**What this task involves**
Every line below is to be copied exactly, with the pictures left out.

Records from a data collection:
====
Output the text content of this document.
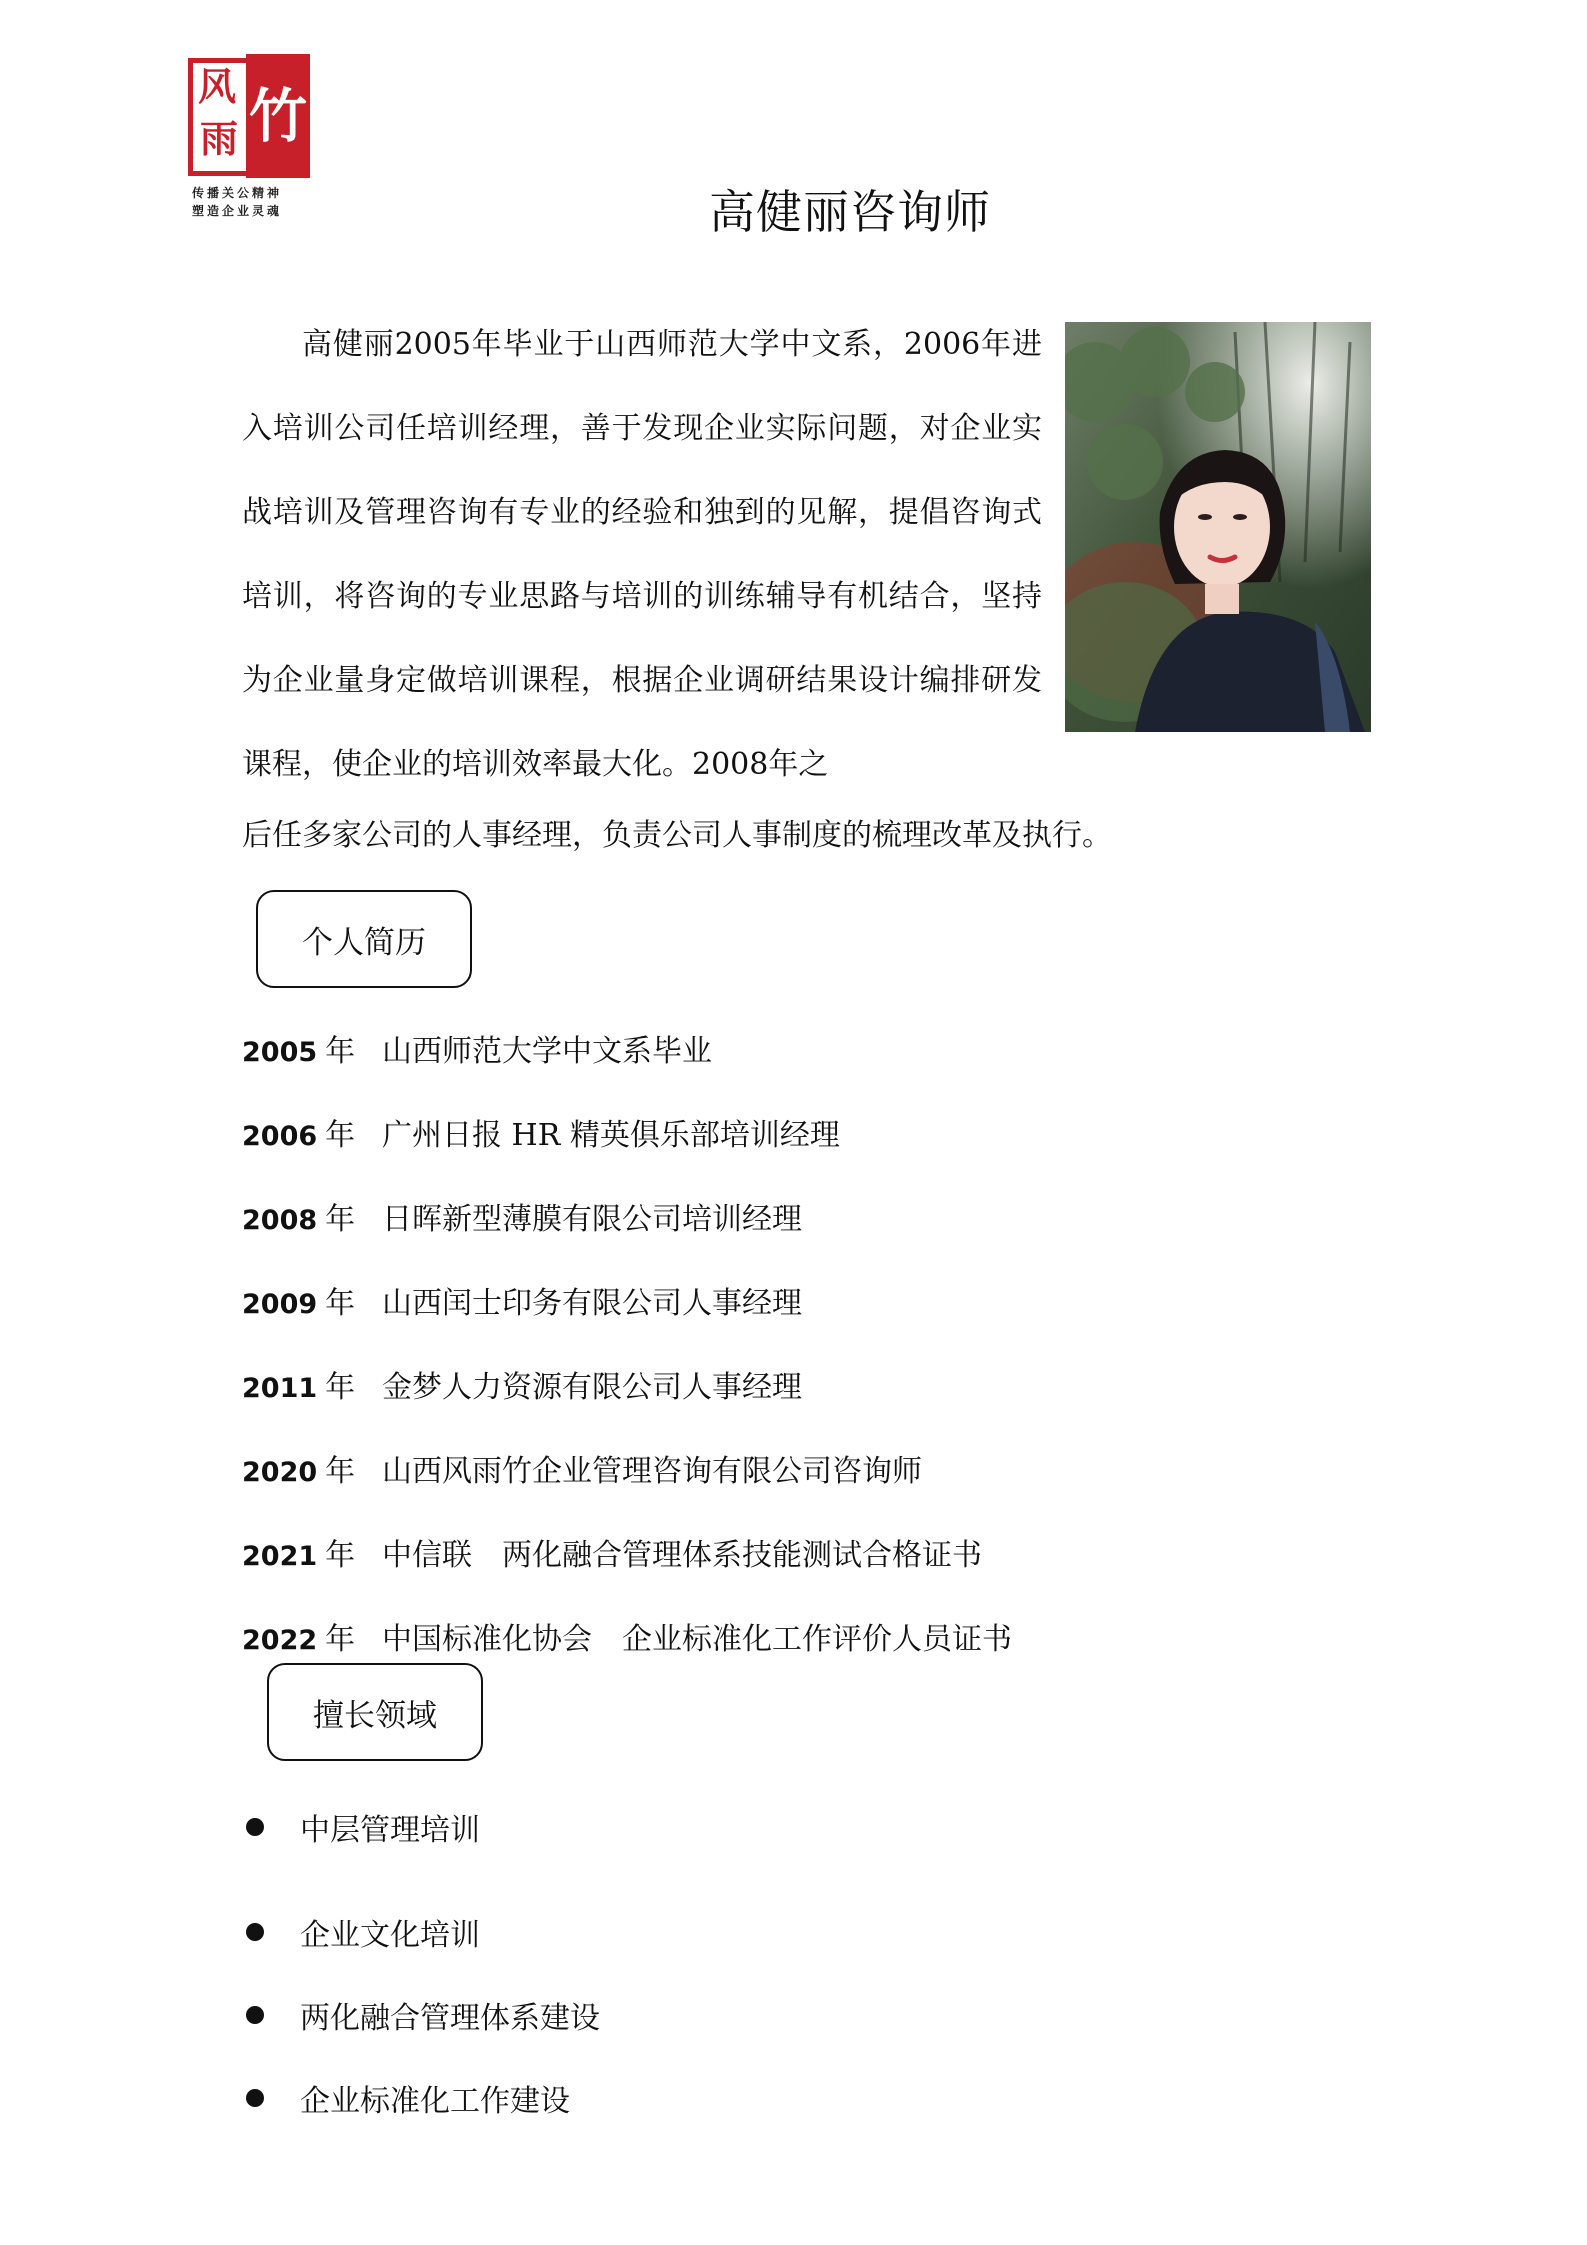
风
雨 竹
传播关公精神
塑造企业灵魂	高健丽咨询师

高健丽2005年毕业于山西师范大学中文系，2006年进入培训公司任培训经理，善于发现企业实际问题，对企业实战培训及管理咨询有专业的经验和独到的见解，提倡咨询式培训，将咨询的专业思路与培训的训练辅导有机结合，坚持为企业量身定做培训课程，根据企业调研结果设计编排研发课程，使企业的培训效率最大化。2008年之

后任多家公司的人事经理，负责公司人事制度的梳理改革及执行。

个人简历
2005 年 山西师范大学中文系毕业
2006 年 广州日报 HR 精英俱乐部培训经理
2008 年 日晖新型薄膜有限公司培训经理
2009 年 山西闰士印务有限公司人事经理
2011 年 金梦人力资源有限公司人事经理
2020 年 山西风雨竹企业管理咨询有限公司咨询师
2021 年 中信联　两化融合管理体系技能测试合格证书
2022 年 中国标准化协会　企业标准化工作评价人员证书
擅长领域
中层管理培训
企业文化培训
两化融合管理体系建设
企业标准化工作建设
====
**Response to the task**
Output the text content of this document.
风
雨 竹
传播关公精神
塑造企业灵魂	高健丽咨询师

高健丽2005年毕业于山西师范大学中文系，2006年进入培训公司任培训经理，善于发现企业实际问题，对企业实战培训及管理咨询有专业的经验和独到的见解，提倡咨询式培训，将咨询的专业思路与培训的训练辅导有机结合，坚持为企业量身定做培训课程，根据企业调研结果设计编排研发课程，使企业的培训效率最大化。2008年之

后任多家公司的人事经理，负责公司人事制度的梳理改革及执行。

个人简历
2005 年 山西师范大学中文系毕业
2006 年 广州日报 HR 精英俱乐部培训经理
2008 年 日晖新型薄膜有限公司培训经理
2009 年 山西闰士印务有限公司人事经理
2011 年 金梦人力资源有限公司人事经理
2020 年 山西风雨竹企业管理咨询有限公司咨询师
2021 年 中信联　两化融合管理体系技能测试合格证书
2022 年 中国标准化协会　企业标准化工作评价人员证书
擅长领域
中层管理培训
企业文化培训
两化融合管理体系建设
企业标准化工作建设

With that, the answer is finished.